Determine the number of lines containing the word "табл". Reply with it and nothing else.

|---|

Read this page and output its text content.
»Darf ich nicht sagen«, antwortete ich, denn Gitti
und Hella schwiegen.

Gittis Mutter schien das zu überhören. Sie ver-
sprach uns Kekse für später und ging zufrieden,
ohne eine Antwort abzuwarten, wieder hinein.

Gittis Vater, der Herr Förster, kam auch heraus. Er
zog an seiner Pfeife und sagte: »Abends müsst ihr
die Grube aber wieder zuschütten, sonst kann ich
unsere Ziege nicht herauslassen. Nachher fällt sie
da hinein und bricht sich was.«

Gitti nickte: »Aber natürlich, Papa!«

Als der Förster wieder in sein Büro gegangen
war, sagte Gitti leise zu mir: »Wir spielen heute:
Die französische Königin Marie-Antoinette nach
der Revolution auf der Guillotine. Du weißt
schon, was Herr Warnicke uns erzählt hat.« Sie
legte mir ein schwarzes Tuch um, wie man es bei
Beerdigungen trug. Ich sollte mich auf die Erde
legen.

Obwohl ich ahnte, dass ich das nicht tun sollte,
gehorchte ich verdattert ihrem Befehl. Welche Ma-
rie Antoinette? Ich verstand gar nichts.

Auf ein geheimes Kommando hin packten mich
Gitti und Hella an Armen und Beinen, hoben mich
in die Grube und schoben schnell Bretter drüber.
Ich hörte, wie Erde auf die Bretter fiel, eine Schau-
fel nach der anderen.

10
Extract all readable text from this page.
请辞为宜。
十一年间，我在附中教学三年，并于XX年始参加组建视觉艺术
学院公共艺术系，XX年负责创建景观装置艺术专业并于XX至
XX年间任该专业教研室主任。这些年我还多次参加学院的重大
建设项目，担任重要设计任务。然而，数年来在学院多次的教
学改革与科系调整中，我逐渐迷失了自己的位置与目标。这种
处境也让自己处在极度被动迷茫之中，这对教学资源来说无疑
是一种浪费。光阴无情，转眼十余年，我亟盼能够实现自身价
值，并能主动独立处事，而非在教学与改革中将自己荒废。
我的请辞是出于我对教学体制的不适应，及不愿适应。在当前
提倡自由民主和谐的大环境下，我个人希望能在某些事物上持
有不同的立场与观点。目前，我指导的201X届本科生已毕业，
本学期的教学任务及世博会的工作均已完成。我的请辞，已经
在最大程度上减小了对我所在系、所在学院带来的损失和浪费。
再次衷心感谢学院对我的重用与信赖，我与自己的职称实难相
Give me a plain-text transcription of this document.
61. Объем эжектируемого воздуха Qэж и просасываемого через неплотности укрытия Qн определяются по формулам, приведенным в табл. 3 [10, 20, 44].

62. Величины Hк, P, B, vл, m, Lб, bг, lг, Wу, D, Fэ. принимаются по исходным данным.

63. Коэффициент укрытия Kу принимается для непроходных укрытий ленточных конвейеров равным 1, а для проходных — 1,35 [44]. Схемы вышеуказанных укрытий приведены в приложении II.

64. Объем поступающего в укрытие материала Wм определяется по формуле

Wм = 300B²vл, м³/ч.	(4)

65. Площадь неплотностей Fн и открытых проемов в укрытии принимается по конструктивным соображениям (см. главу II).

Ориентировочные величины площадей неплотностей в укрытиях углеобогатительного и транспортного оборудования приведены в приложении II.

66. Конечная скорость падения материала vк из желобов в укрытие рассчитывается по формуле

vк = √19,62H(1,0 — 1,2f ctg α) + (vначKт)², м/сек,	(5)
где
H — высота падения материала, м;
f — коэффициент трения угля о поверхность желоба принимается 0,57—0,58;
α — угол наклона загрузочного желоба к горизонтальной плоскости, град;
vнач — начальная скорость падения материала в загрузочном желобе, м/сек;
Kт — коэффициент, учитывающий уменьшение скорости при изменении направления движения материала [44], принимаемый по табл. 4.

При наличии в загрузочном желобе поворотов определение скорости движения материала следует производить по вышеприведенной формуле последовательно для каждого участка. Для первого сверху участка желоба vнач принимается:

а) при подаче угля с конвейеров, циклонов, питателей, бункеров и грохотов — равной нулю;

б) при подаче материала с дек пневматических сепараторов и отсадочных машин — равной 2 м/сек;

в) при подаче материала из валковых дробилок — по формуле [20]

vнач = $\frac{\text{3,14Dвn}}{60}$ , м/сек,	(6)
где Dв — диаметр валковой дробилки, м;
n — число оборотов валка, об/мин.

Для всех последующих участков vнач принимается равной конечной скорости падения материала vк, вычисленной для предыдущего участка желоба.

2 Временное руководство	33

|---|

■ Solution to this exercise
2